Written task - Wherever "image" appears in a line, copy that line.
• • • • • • •
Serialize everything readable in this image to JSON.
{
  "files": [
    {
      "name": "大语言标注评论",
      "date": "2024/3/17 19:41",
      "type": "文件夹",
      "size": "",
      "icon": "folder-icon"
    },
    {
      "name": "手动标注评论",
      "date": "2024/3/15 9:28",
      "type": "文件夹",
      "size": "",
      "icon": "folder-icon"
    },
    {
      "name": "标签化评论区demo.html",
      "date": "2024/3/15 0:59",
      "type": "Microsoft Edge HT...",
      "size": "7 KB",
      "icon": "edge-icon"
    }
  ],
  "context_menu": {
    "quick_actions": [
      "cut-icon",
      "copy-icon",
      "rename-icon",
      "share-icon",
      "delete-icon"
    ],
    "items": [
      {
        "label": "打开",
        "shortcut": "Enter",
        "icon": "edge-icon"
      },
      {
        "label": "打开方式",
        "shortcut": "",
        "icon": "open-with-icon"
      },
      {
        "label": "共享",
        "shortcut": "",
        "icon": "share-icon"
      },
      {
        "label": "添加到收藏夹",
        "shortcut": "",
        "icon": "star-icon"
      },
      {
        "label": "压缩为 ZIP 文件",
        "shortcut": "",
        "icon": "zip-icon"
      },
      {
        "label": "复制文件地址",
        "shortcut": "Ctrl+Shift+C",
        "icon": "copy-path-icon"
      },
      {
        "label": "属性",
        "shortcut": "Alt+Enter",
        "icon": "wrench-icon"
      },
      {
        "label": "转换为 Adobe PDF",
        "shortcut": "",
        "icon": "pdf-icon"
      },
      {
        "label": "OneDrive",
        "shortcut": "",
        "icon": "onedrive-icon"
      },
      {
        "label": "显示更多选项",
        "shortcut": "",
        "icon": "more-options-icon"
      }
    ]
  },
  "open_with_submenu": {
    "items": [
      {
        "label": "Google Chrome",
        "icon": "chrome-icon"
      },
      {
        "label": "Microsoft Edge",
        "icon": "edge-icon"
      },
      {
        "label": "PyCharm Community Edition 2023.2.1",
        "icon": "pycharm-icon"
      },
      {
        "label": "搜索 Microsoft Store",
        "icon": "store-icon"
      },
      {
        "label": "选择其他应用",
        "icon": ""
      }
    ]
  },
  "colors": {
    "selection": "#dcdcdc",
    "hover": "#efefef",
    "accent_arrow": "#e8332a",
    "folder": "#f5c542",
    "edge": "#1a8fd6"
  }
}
• • • • • • •
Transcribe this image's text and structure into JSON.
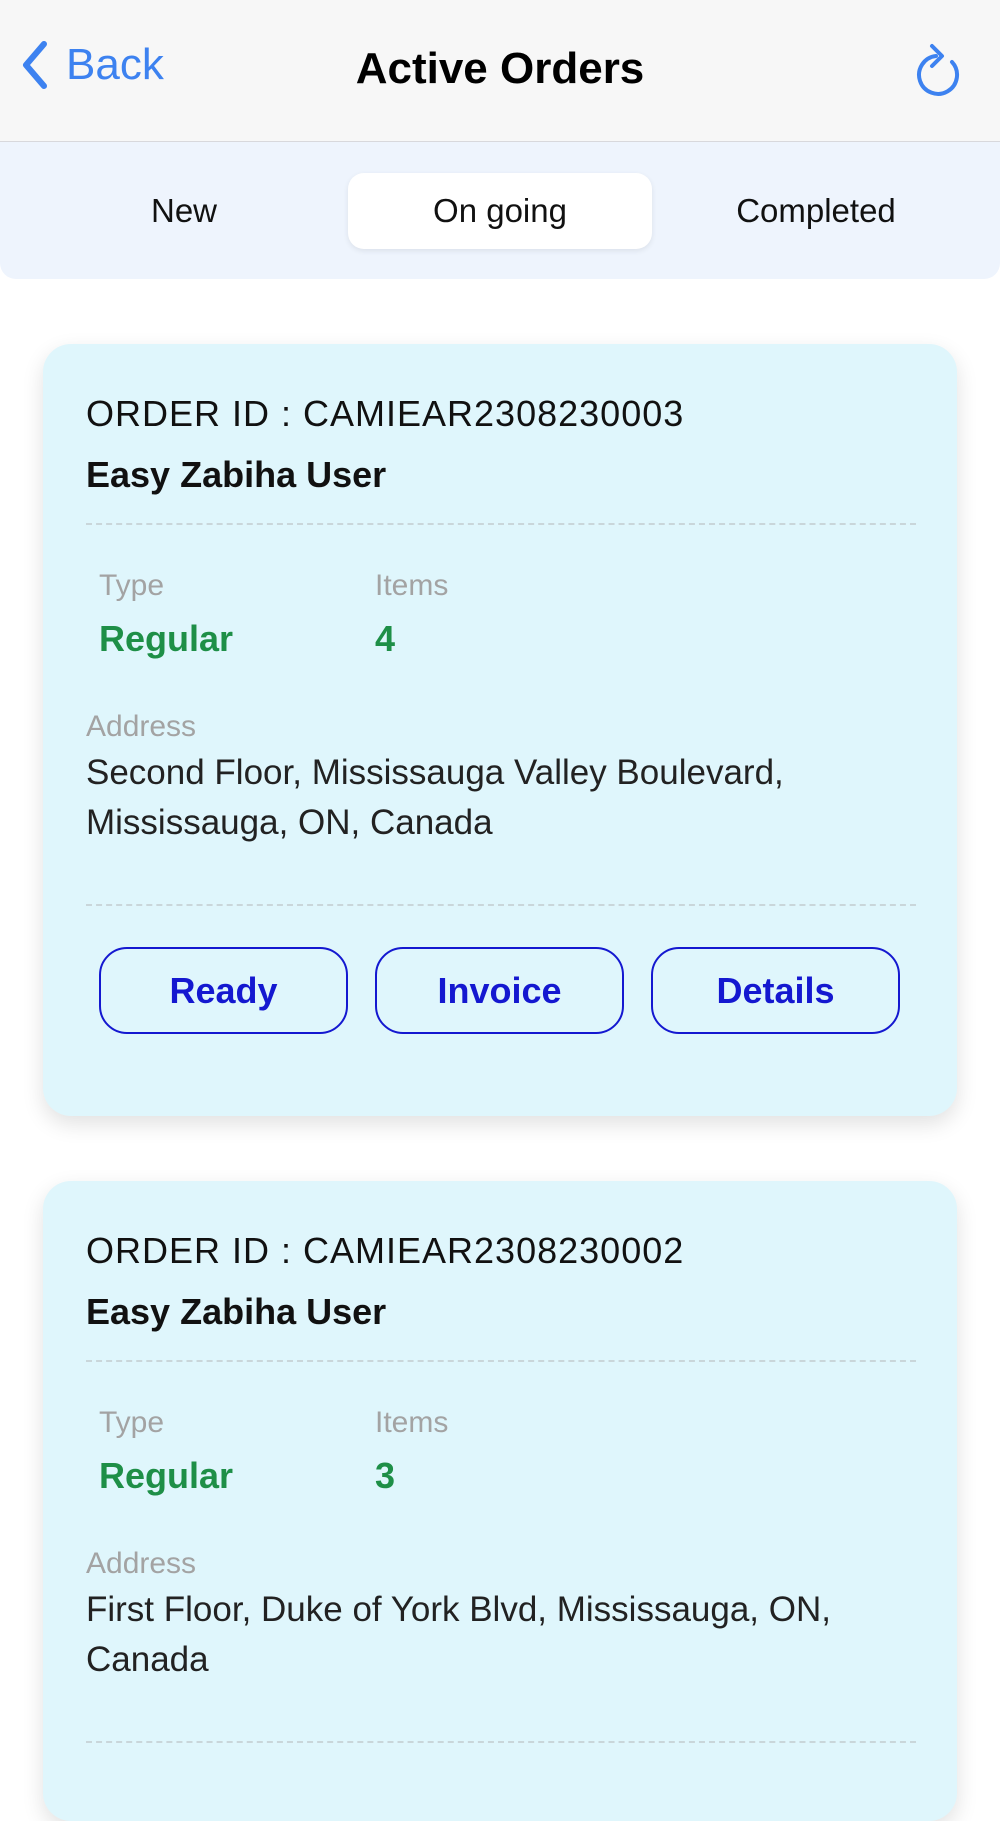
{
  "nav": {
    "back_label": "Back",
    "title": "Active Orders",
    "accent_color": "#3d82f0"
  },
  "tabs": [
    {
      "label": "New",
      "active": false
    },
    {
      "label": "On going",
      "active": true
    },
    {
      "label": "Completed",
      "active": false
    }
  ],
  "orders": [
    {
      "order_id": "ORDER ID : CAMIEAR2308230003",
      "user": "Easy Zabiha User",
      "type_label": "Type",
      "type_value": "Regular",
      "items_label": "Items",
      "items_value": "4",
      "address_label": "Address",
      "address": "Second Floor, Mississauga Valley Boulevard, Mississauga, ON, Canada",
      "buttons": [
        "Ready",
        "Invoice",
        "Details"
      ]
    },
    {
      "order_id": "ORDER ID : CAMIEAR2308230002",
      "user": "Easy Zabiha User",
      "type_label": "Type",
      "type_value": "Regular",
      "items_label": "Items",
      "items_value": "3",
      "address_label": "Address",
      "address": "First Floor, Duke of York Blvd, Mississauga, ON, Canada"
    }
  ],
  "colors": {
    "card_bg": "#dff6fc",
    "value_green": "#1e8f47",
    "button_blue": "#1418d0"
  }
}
• • • • • • •
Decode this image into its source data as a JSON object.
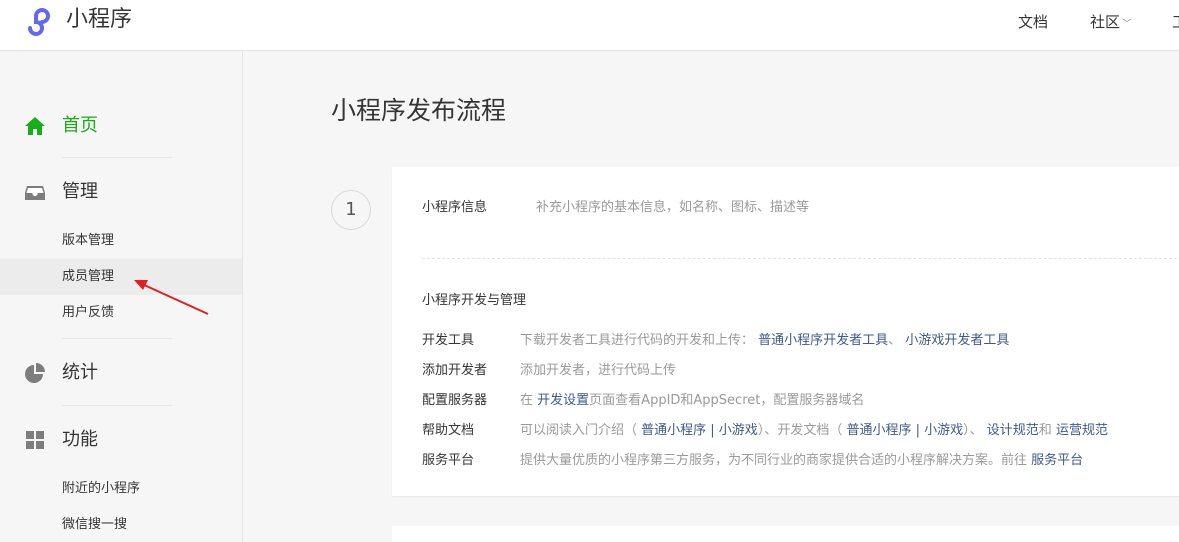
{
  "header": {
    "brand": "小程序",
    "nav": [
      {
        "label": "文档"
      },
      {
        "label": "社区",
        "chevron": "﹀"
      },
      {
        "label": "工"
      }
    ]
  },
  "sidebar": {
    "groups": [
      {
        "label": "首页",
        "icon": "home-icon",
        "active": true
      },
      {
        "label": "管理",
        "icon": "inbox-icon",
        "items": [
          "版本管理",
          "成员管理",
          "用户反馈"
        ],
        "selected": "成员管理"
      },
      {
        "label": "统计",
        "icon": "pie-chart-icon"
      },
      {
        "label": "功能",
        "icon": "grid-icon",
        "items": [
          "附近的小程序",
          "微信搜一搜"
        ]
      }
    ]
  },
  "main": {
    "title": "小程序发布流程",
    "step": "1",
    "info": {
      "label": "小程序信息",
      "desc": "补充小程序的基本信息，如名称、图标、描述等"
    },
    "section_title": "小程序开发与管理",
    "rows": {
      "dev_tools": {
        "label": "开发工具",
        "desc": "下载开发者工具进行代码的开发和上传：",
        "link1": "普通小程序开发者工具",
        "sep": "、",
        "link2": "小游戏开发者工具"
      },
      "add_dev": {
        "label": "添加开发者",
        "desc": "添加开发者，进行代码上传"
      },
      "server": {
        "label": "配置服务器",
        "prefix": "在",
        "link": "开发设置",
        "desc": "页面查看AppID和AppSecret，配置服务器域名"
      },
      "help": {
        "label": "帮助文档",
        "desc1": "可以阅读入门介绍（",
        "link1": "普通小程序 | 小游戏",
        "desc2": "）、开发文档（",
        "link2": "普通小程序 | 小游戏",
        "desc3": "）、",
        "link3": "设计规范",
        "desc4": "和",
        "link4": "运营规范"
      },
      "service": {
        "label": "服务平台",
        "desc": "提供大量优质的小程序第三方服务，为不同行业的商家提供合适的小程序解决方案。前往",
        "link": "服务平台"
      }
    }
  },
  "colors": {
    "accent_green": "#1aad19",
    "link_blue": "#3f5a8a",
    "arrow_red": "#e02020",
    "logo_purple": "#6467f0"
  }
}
• • • • • • •
Written answer -
Serialize everything readable in this image to JSON.
Transcribe this image's text and structure into JSON.
Decode this image into its source data as a JSON object.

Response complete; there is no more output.